*Aim*.
Here are some records; return them all exactly.

*Data records*.

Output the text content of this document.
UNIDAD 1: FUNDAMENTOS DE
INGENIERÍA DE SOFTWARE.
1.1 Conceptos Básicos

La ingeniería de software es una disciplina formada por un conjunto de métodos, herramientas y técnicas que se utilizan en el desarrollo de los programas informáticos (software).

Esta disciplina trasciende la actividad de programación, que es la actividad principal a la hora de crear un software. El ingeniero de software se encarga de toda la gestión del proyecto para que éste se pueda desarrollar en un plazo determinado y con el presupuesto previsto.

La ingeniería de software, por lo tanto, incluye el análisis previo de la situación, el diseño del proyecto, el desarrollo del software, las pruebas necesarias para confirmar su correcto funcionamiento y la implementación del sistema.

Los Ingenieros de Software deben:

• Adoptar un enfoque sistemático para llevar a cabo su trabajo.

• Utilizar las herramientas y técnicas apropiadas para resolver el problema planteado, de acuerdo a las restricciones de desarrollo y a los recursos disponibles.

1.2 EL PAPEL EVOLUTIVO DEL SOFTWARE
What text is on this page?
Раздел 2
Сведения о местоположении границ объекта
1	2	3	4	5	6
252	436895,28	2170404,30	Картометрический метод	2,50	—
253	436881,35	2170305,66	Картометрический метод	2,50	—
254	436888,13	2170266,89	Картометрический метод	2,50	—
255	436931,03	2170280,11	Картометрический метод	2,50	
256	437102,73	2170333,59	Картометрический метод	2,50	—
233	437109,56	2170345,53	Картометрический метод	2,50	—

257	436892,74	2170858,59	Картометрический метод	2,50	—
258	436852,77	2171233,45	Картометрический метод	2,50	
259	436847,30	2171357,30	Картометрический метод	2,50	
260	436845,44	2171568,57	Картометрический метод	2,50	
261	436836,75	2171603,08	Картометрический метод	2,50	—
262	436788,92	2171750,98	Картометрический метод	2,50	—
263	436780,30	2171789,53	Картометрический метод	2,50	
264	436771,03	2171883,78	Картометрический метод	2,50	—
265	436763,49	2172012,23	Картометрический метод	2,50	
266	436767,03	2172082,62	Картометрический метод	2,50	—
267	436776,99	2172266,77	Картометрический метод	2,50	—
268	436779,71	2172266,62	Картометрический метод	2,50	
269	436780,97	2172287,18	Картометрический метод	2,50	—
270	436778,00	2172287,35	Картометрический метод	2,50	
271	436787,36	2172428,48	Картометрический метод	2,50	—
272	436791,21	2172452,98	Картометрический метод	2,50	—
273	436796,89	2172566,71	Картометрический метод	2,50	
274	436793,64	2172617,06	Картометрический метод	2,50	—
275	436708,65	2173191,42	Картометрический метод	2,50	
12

*Reply to the exercise*.
Output the text content of this document.
UNIDAD 1: FUNDAMENTOS DE
INGENIERÍA DE SOFTWARE.
1.1 Conceptos Básicos

La ingeniería de software es una disciplina formada por un conjunto de métodos, herramientas y técnicas que se utilizan en el desarrollo de los programas informáticos (software).

Esta disciplina trasciende la actividad de programación, que es la actividad principal a la hora de crear un software. El ingeniero de software se encarga de toda la gestión del proyecto para que éste se pueda desarrollar en un plazo determinado y con el presupuesto previsto.

La ingeniería de software, por lo tanto, incluye el análisis previo de la situación, el diseño del proyecto, el desarrollo del software, las pruebas necesarias para confirmar su correcto funcionamiento y la implementación del sistema.

Los Ingenieros de Software deben:

• Adoptar un enfoque sistemático para llevar a cabo su trabajo.

• Utilizar las herramientas y técnicas apropiadas para resolver el problema planteado, de acuerdo a las restricciones de desarrollo y a los recursos disponibles.

1.2 EL PAPEL EVOLUTIVO DEL SOFTWARE
What text is on this page?
Раздел 2
Сведения о местоположении границ объекта
1	2	3	4	5	6
252	436895,28	2170404,30	Картометрический метод	2,50	—
253	436881,35	2170305,66	Картометрический метод	2,50	—
254	436888,13	2170266,89	Картометрический метод	2,50	—
255	436931,03	2170280,11	Картометрический метод	2,50	
256	437102,73	2170333,59	Картометрический метод	2,50	—
233	437109,56	2170345,53	Картометрический метод	2,50	—

257	436892,74	2170858,59	Картометрический метод	2,50	—
258	436852,77	2171233,45	Картометрический метод	2,50	
259	436847,30	2171357,30	Картометрический метод	2,50	
260	436845,44	2171568,57	Картометрический метод	2,50	
261	436836,75	2171603,08	Картометрический метод	2,50	—
262	436788,92	2171750,98	Картометрический метод	2,50	—
263	436780,30	2171789,53	Картометрический метод	2,50	
264	436771,03	2171883,78	Картометрический метод	2,50	—
265	436763,49	2172012,23	Картометрический метод	2,50	
266	436767,03	2172082,62	Картометрический метод	2,50	—
267	436776,99	2172266,77	Картометрический метод	2,50	—
268	436779,71	2172266,62	Картометрический метод	2,50	
269	436780,97	2172287,18	Картометрический метод	2,50	—
270	436778,00	2172287,35	Картометрический метод	2,50	
271	436787,36	2172428,48	Картометрический метод	2,50	—
272	436791,21	2172452,98	Картометрический метод	2,50	—
273	436796,89	2172566,71	Картометрический метод	2,50	
274	436793,64	2172617,06	Картометрический метод	2,50	—
275	436708,65	2173191,42	Картометрический метод	2,50	
12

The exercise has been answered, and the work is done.